To be done: Bring together all lines of the material below that contain the string "surface".

(Stored records)
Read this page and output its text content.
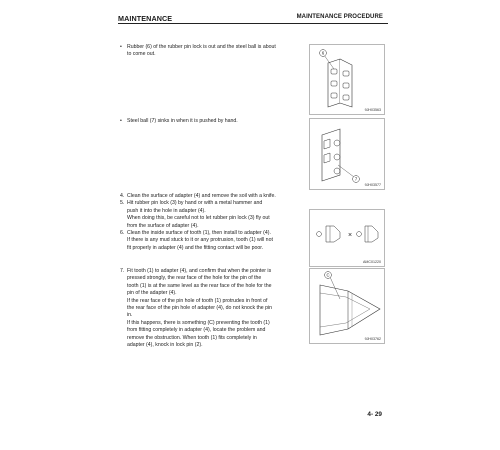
MAINTENANCE	MAINTENANCE PROCEDURE
• Rubber (6) of the rubber pin lock is out and the steel ball is about
to come out.	6
9JH03563
• Steel ball (7) sinks in when it is pushed by hand.
7
9JH03577
4. Clean the surface of adapter (4) and remove the soil with a knife.
5. Hit rubber pin lock (3) by hand or with a metal hammer and
push it into the hole in adapter (4).
When doing this, be careful not to let rubber pin lock (3) fly out
from the surface of adapter (4).
6. Clean the inside surface of tooth (1), then install to adapter (4).
If there is any mud stuck to it or any protrusion, tooth (1) will not
fit properly in adapter (4) and the fitting contact will be poor.
×
AMC01220
7. Fit tooth (1) to adapter (4), and confirm that when the pointer is
pressed strongly, the rear face of the hole for the pin of the
tooth (1) is at the same level as the rear face of the hole for the
pin of the adapter (4).
If the rear face of the pin hole of tooth (1) protrudes in front of
the rear face of the pin hole of adapter (4), do not knock the pin
in.
If this happens, there is something (C) preventing the tooth (1)
from fitting completely in adapter (4), locate the problem and
remove the obstruction. When tooth (1) fits completely in
adapter (4), knock in lock pin (2).
C
9JH03762
4- 29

Correct output:
4. Clean the surface of adapter (4) and remove the soil with a knife.
from the surface of adapter (4).
6. Clean the inside surface of tooth (1), then install to adapter (4).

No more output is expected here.